(Saved entries)
## Begin

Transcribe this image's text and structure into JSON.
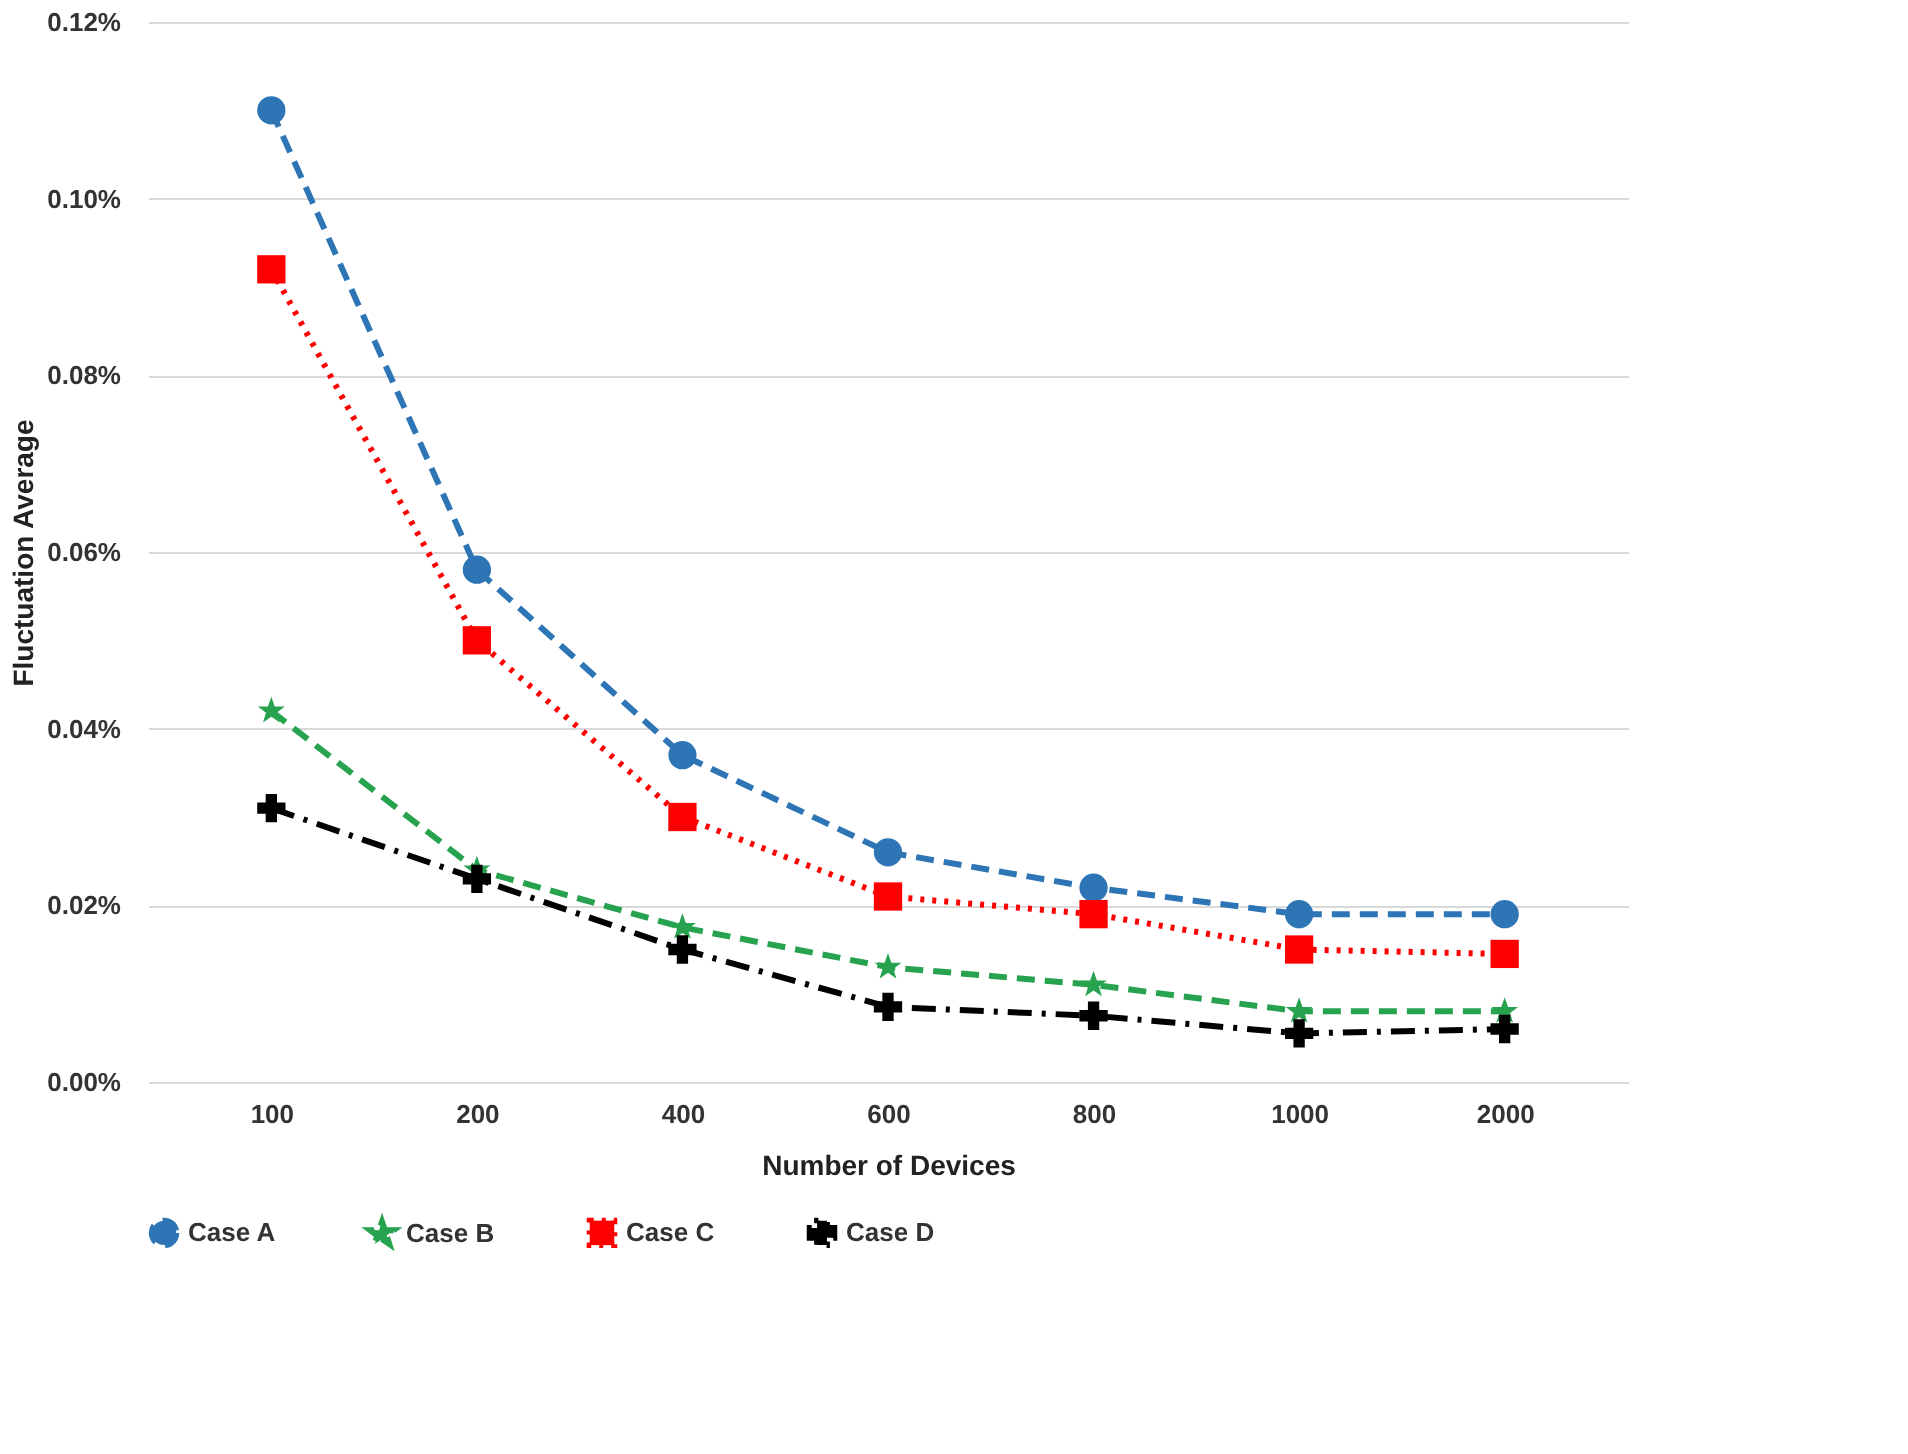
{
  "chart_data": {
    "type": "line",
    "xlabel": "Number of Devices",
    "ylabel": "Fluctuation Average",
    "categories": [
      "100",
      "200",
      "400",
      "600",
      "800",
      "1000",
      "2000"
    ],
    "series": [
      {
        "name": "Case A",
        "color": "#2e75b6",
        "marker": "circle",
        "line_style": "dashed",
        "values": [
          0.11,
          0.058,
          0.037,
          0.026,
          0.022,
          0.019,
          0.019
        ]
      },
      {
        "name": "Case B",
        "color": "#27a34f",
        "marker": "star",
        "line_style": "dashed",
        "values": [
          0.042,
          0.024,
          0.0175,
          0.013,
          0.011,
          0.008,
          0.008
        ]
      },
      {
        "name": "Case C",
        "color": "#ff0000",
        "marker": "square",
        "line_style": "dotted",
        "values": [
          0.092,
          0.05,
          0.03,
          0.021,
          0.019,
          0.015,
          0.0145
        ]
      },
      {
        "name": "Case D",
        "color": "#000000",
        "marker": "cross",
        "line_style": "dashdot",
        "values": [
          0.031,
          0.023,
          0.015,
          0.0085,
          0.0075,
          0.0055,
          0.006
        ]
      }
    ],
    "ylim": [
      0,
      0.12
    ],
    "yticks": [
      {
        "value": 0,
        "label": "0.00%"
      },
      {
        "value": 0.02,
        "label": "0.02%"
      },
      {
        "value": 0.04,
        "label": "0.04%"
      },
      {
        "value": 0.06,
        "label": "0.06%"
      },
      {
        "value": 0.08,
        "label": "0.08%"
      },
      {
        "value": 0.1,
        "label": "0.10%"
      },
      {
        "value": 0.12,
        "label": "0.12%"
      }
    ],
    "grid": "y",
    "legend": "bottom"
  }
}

## End
## Begin

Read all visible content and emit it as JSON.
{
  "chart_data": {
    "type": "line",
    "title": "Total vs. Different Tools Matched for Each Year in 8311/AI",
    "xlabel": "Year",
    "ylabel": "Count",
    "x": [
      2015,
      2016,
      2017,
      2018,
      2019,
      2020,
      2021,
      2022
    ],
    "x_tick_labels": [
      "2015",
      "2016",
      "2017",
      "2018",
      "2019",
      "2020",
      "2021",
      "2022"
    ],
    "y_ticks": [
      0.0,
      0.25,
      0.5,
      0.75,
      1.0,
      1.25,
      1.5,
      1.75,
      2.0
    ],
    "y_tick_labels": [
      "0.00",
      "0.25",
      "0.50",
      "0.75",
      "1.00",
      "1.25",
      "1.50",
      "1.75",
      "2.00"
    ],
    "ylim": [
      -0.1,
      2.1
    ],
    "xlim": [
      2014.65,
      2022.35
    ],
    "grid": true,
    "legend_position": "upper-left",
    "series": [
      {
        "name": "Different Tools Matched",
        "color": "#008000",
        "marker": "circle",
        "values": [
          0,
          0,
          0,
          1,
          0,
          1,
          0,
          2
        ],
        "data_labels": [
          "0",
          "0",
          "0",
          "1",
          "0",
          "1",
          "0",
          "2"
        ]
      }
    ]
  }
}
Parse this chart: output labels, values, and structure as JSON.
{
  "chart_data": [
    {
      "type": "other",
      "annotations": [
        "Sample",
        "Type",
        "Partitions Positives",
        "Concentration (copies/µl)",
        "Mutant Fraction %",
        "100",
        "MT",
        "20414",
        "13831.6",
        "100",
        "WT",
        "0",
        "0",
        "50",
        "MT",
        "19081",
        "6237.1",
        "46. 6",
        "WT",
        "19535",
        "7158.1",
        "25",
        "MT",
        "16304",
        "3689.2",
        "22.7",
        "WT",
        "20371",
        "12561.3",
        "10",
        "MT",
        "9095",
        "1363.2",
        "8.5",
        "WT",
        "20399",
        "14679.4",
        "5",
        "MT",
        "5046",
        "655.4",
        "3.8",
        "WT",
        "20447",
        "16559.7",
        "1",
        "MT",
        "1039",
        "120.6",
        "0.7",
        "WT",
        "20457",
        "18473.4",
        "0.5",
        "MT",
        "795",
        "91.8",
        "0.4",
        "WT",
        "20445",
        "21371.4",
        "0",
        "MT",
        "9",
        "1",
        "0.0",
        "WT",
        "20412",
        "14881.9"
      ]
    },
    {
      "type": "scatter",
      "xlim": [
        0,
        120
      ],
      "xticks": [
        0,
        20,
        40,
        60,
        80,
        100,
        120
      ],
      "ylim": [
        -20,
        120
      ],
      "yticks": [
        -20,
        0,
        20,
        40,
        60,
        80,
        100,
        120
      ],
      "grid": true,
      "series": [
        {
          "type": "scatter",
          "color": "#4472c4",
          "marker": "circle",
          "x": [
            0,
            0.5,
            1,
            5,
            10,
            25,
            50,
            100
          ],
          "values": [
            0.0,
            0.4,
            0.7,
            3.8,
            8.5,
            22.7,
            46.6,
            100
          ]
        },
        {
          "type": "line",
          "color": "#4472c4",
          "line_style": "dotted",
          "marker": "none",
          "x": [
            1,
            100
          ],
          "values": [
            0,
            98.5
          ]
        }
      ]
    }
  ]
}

## End

**Exercise description**
Report each line in the preceding entries that holds the string "color".

**Answer to the task**
        "color": "#2e75b6",
        "color": "#27a34f",
        "color": "#ff0000",
        "color": "#000000",
        "color": "#008000",
          "color": "#4472c4",
          "color": "#4472c4",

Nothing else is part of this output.